Provided data:
::::::::
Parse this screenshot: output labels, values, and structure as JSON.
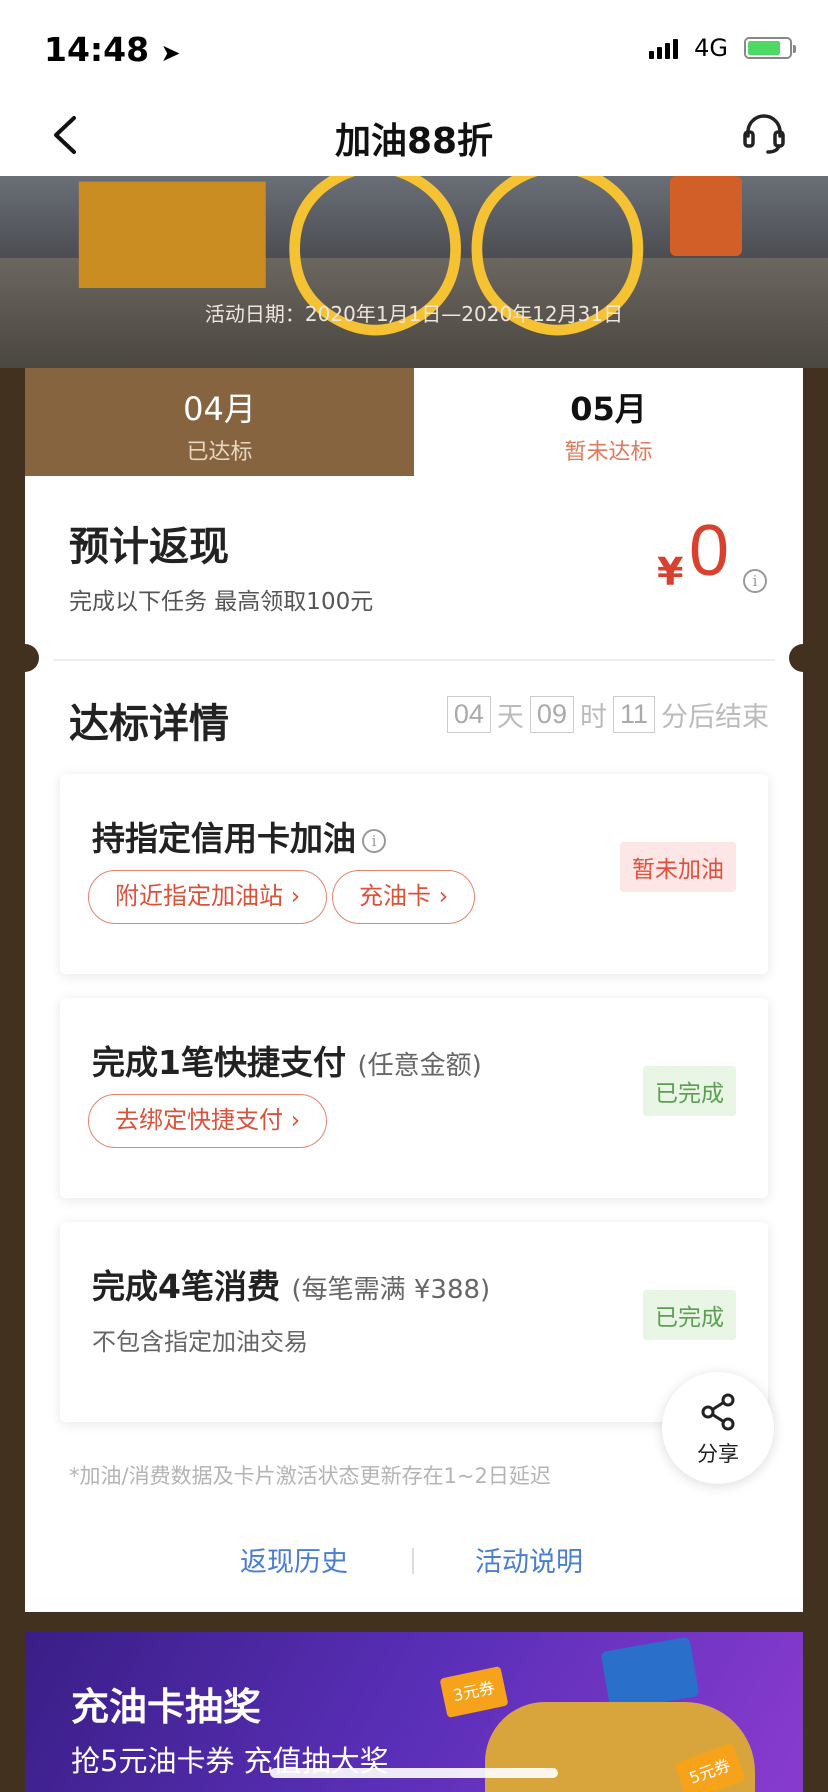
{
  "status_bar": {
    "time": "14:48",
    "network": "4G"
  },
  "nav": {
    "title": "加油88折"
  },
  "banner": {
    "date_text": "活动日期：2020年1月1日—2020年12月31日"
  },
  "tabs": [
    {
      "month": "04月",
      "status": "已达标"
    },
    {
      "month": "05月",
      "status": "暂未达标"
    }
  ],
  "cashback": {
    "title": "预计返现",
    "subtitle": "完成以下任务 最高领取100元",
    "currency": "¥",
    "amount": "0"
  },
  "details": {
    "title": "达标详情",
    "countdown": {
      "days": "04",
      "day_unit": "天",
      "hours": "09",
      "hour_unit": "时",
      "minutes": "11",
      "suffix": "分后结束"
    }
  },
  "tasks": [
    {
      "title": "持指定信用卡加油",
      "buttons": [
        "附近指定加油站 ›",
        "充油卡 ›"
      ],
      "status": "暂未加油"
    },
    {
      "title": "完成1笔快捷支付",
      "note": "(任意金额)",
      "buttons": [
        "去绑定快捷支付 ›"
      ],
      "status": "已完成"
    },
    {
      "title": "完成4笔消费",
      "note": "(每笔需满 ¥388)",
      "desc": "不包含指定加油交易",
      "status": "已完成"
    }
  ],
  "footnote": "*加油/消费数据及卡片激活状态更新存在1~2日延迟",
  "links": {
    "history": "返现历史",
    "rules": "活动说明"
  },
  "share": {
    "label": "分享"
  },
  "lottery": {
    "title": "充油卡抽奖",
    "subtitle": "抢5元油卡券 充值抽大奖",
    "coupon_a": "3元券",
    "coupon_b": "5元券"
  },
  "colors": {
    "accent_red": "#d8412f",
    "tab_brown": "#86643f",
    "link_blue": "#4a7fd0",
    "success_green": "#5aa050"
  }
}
::::::::
What this task involves: Work out how many lines in the records above contain the word "subtitle", and give only that number.

Task answer: 2